* START LISTING *
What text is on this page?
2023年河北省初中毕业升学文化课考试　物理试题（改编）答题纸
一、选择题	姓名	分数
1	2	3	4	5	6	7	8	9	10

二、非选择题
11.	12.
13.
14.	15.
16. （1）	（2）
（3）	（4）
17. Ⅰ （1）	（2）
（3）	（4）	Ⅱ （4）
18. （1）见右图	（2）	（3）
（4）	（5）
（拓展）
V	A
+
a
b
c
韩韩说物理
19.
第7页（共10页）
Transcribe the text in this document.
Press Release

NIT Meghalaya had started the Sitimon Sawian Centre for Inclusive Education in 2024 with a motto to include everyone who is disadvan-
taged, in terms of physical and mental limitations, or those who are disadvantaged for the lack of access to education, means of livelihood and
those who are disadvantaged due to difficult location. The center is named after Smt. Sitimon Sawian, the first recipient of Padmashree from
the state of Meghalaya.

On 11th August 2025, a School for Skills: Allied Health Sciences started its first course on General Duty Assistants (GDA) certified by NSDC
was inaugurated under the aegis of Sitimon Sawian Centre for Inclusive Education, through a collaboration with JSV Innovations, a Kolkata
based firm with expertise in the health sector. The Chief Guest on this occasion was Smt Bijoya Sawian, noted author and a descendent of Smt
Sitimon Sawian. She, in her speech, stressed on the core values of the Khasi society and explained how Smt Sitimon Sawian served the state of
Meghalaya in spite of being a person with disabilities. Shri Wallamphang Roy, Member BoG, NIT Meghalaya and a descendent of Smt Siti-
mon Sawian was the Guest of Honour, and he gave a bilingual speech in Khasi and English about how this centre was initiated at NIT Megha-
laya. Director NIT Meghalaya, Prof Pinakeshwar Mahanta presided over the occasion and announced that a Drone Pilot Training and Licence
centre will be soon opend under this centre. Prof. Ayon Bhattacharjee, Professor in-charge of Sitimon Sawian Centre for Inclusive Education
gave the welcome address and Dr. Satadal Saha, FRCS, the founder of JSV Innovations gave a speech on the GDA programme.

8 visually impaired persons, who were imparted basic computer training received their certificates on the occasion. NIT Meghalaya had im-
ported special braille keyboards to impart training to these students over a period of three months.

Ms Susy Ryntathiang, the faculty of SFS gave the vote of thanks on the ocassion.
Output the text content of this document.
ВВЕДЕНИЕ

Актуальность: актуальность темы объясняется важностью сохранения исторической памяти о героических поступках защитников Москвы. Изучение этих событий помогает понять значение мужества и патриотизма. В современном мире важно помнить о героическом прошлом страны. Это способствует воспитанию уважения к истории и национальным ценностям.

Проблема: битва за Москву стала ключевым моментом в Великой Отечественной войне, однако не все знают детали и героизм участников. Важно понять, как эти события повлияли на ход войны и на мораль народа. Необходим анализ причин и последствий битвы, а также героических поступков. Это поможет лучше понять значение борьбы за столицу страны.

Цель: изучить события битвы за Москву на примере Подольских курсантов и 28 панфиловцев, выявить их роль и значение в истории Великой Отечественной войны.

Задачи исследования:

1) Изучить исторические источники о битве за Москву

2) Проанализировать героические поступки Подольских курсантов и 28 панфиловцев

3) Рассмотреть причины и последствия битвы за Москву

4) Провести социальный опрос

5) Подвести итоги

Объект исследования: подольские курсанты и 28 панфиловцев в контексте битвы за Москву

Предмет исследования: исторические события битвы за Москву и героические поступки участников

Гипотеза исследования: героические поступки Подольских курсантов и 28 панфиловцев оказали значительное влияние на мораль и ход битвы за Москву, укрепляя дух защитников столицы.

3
* END LISTING *
Exactly reproduce the material above.

[SOLVED EXERCISE]
What text is on this page?
2023年河北省初中毕业升学文化课考试　物理试题（改编）答题纸
一、选择题	姓名	分数
1	2	3	4	5	6	7	8	9	10

二、非选择题
11.	12.
13.
14.	15.
16. （1）	（2）
（3）	（4）
17. Ⅰ （1）	（2）
（3）	（4）	Ⅱ （4）
18. （1）见右图	（2）	（3）
（4）	（5）
（拓展）
V	A
+
a
b
c
韩韩说物理
19.
第7页（共10页）
Transcribe the text in this document.
Press Release

NIT Meghalaya had started the Sitimon Sawian Centre for Inclusive Education in 2024 with a motto to include everyone who is disadvan-
taged, in terms of physical and mental limitations, or those who are disadvantaged for the lack of access to education, means of livelihood and
those who are disadvantaged due to difficult location. The center is named after Smt. Sitimon Sawian, the first recipient of Padmashree from
the state of Meghalaya.

On 11th August 2025, a School for Skills: Allied Health Sciences started its first course on General Duty Assistants (GDA) certified by NSDC
was inaugurated under the aegis of Sitimon Sawian Centre for Inclusive Education, through a collaboration with JSV Innovations, a Kolkata
based firm with expertise in the health sector. The Chief Guest on this occasion was Smt Bijoya Sawian, noted author and a descendent of Smt
Sitimon Sawian. She, in her speech, stressed on the core values of the Khasi society and explained how Smt Sitimon Sawian served the state of
Meghalaya in spite of being a person with disabilities. Shri Wallamphang Roy, Member BoG, NIT Meghalaya and a descendent of Smt Siti-
mon Sawian was the Guest of Honour, and he gave a bilingual speech in Khasi and English about how this centre was initiated at NIT Megha-
laya. Director NIT Meghalaya, Prof Pinakeshwar Mahanta presided over the occasion and announced that a Drone Pilot Training and Licence
centre will be soon opend under this centre. Prof. Ayon Bhattacharjee, Professor in-charge of Sitimon Sawian Centre for Inclusive Education
gave the welcome address and Dr. Satadal Saha, FRCS, the founder of JSV Innovations gave a speech on the GDA programme.

8 visually impaired persons, who were imparted basic computer training received their certificates on the occasion. NIT Meghalaya had im-
ported special braille keyboards to impart training to these students over a period of three months.

Ms Susy Ryntathiang, the faculty of SFS gave the vote of thanks on the ocassion.
Output the text content of this document.
ВВЕДЕНИЕ

Актуальность: актуальность темы объясняется важностью сохранения исторической памяти о героических поступках защитников Москвы. Изучение этих событий помогает понять значение мужества и патриотизма. В современном мире важно помнить о героическом прошлом страны. Это способствует воспитанию уважения к истории и национальным ценностям.

Проблема: битва за Москву стала ключевым моментом в Великой Отечественной войне, однако не все знают детали и героизм участников. Важно понять, как эти события повлияли на ход войны и на мораль народа. Необходим анализ причин и последствий битвы, а также героических поступков. Это поможет лучше понять значение борьбы за столицу страны.

Цель: изучить события битвы за Москву на примере Подольских курсантов и 28 панфиловцев, выявить их роль и значение в истории Великой Отечественной войны.

Задачи исследования:

1) Изучить исторические источники о битве за Москву

2) Проанализировать героические поступки Подольских курсантов и 28 панфиловцев

3) Рассмотреть причины и последствия битвы за Москву

4) Провести социальный опрос

5) Подвести итоги

Объект исследования: подольские курсанты и 28 панфиловцев в контексте битвы за Москву

Предмет исследования: исторические события битвы за Москву и героические поступки участников

Гипотеза исследования: героические поступки Подольских курсантов и 28 панфиловцев оказали значительное влияние на мораль и ход битвы за Москву, укрепляя дух защитников столицы.

3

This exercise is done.